> _Direction_: Without the pictures, return each record as it appears.

> _Exercise inputs_:
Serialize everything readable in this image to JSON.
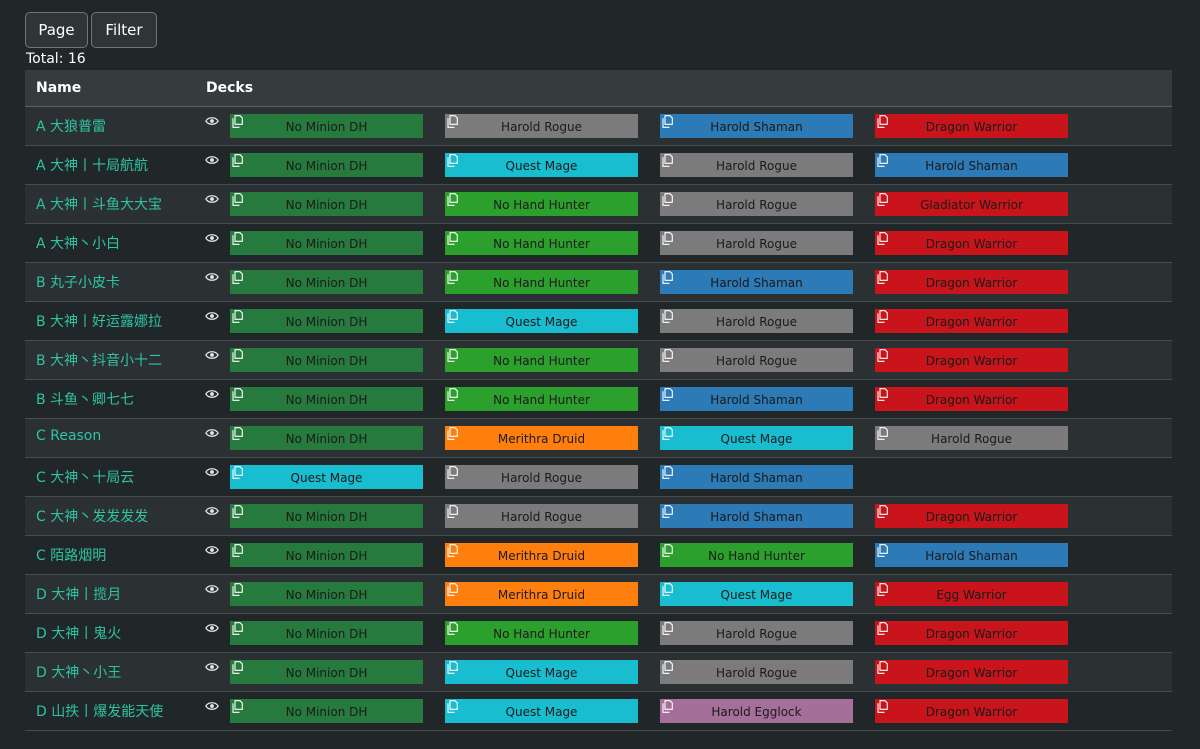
{
  "toolbar": {
    "page_label": "Page",
    "filter_label": "Filter"
  },
  "total": "Total: 16",
  "table": {
    "col_name": "Name",
    "col_decks": "Decks"
  },
  "colors": {
    "No Minion DH": "#267a3e",
    "Harold Rogue": "#7b7b7b",
    "Harold Shaman": "#2c7ab6",
    "Dragon Warrior": "#c8141a",
    "Quest Mage": "#18bdd0",
    "No Hand Hunter": "#2ca02c",
    "Gladiator Warrior": "#c8141a",
    "Merithra Druid": "#ff7f0e",
    "Egg Warrior": "#c8141a",
    "Harold Egglock": "#a4709a"
  },
  "icons": {
    "view": "eye-icon",
    "copy": "copy-icon"
  },
  "rows": [
    {
      "name": "A 大狼普雷",
      "decks": [
        "No Minion DH",
        "Harold Rogue",
        "Harold Shaman",
        "Dragon Warrior"
      ]
    },
    {
      "name": "A 大神丨十局航航",
      "decks": [
        "No Minion DH",
        "Quest Mage",
        "Harold Rogue",
        "Harold Shaman"
      ]
    },
    {
      "name": "A 大神丨斗鱼大大宝",
      "decks": [
        "No Minion DH",
        "No Hand Hunter",
        "Harold Rogue",
        "Gladiator Warrior"
      ]
    },
    {
      "name": "A 大神丶小白",
      "decks": [
        "No Minion DH",
        "No Hand Hunter",
        "Harold Rogue",
        "Dragon Warrior"
      ]
    },
    {
      "name": "B 丸子小皮卡",
      "decks": [
        "No Minion DH",
        "No Hand Hunter",
        "Harold Shaman",
        "Dragon Warrior"
      ]
    },
    {
      "name": "B 大神丨好运露娜拉",
      "decks": [
        "No Minion DH",
        "Quest Mage",
        "Harold Rogue",
        "Dragon Warrior"
      ]
    },
    {
      "name": "B 大神丶抖音小十二",
      "decks": [
        "No Minion DH",
        "No Hand Hunter",
        "Harold Rogue",
        "Dragon Warrior"
      ]
    },
    {
      "name": "B 斗鱼丶卿七七",
      "decks": [
        "No Minion DH",
        "No Hand Hunter",
        "Harold Shaman",
        "Dragon Warrior"
      ]
    },
    {
      "name": "C Reason",
      "decks": [
        "No Minion DH",
        "Merithra Druid",
        "Quest Mage",
        "Harold Rogue"
      ]
    },
    {
      "name": "C 大神丶十局云",
      "decks": [
        "Quest Mage",
        "Harold Rogue",
        "Harold Shaman"
      ]
    },
    {
      "name": "C 大神丶发发发发",
      "decks": [
        "No Minion DH",
        "Harold Rogue",
        "Harold Shaman",
        "Dragon Warrior"
      ]
    },
    {
      "name": "C 陌路烟明",
      "decks": [
        "No Minion DH",
        "Merithra Druid",
        "No Hand Hunter",
        "Harold Shaman"
      ]
    },
    {
      "name": "D 大神丨揽月",
      "decks": [
        "No Minion DH",
        "Merithra Druid",
        "Quest Mage",
        "Egg Warrior"
      ]
    },
    {
      "name": "D 大神丨鬼火",
      "decks": [
        "No Minion DH",
        "No Hand Hunter",
        "Harold Rogue",
        "Dragon Warrior"
      ]
    },
    {
      "name": "D 大神丶小王",
      "decks": [
        "No Minion DH",
        "Quest Mage",
        "Harold Rogue",
        "Dragon Warrior"
      ]
    },
    {
      "name": "D 山抶丨爆发能天使",
      "decks": [
        "No Minion DH",
        "Quest Mage",
        "Harold Egglock",
        "Dragon Warrior"
      ]
    }
  ]
}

> _Answer to this problem_:
Serialize everything readable in this image to JSON.
{
  "toolbar": {
    "page_label": "Page",
    "filter_label": "Filter"
  },
  "total": "Total: 16",
  "table": {
    "col_name": "Name",
    "col_decks": "Decks"
  },
  "colors": {
    "No Minion DH": "#267a3e",
    "Harold Rogue": "#7b7b7b",
    "Harold Shaman": "#2c7ab6",
    "Dragon Warrior": "#c8141a",
    "Quest Mage": "#18bdd0",
    "No Hand Hunter": "#2ca02c",
    "Gladiator Warrior": "#c8141a",
    "Merithra Druid": "#ff7f0e",
    "Egg Warrior": "#c8141a",
    "Harold Egglock": "#a4709a"
  },
  "icons": {
    "view": "eye-icon",
    "copy": "copy-icon"
  },
  "rows": [
    {
      "name": "A 大狼普雷",
      "decks": [
        "No Minion DH",
        "Harold Rogue",
        "Harold Shaman",
        "Dragon Warrior"
      ]
    },
    {
      "name": "A 大神丨十局航航",
      "decks": [
        "No Minion DH",
        "Quest Mage",
        "Harold Rogue",
        "Harold Shaman"
      ]
    },
    {
      "name": "A 大神丨斗鱼大大宝",
      "decks": [
        "No Minion DH",
        "No Hand Hunter",
        "Harold Rogue",
        "Gladiator Warrior"
      ]
    },
    {
      "name": "A 大神丶小白",
      "decks": [
        "No Minion DH",
        "No Hand Hunter",
        "Harold Rogue",
        "Dragon Warrior"
      ]
    },
    {
      "name": "B 丸子小皮卡",
      "decks": [
        "No Minion DH",
        "No Hand Hunter",
        "Harold Shaman",
        "Dragon Warrior"
      ]
    },
    {
      "name": "B 大神丨好运露娜拉",
      "decks": [
        "No Minion DH",
        "Quest Mage",
        "Harold Rogue",
        "Dragon Warrior"
      ]
    },
    {
      "name": "B 大神丶抖音小十二",
      "decks": [
        "No Minion DH",
        "No Hand Hunter",
        "Harold Rogue",
        "Dragon Warrior"
      ]
    },
    {
      "name": "B 斗鱼丶卿七七",
      "decks": [
        "No Minion DH",
        "No Hand Hunter",
        "Harold Shaman",
        "Dragon Warrior"
      ]
    },
    {
      "name": "C Reason",
      "decks": [
        "No Minion DH",
        "Merithra Druid",
        "Quest Mage",
        "Harold Rogue"
      ]
    },
    {
      "name": "C 大神丶十局云",
      "decks": [
        "Quest Mage",
        "Harold Rogue",
        "Harold Shaman"
      ]
    },
    {
      "name": "C 大神丶发发发发",
      "decks": [
        "No Minion DH",
        "Harold Rogue",
        "Harold Shaman",
        "Dragon Warrior"
      ]
    },
    {
      "name": "C 陌路烟明",
      "decks": [
        "No Minion DH",
        "Merithra Druid",
        "No Hand Hunter",
        "Harold Shaman"
      ]
    },
    {
      "name": "D 大神丨揽月",
      "decks": [
        "No Minion DH",
        "Merithra Druid",
        "Quest Mage",
        "Egg Warrior"
      ]
    },
    {
      "name": "D 大神丨鬼火",
      "decks": [
        "No Minion DH",
        "No Hand Hunter",
        "Harold Rogue",
        "Dragon Warrior"
      ]
    },
    {
      "name": "D 大神丶小王",
      "decks": [
        "No Minion DH",
        "Quest Mage",
        "Harold Rogue",
        "Dragon Warrior"
      ]
    },
    {
      "name": "D 山抶丨爆发能天使",
      "decks": [
        "No Minion DH",
        "Quest Mage",
        "Harold Egglock",
        "Dragon Warrior"
      ]
    }
  ]
}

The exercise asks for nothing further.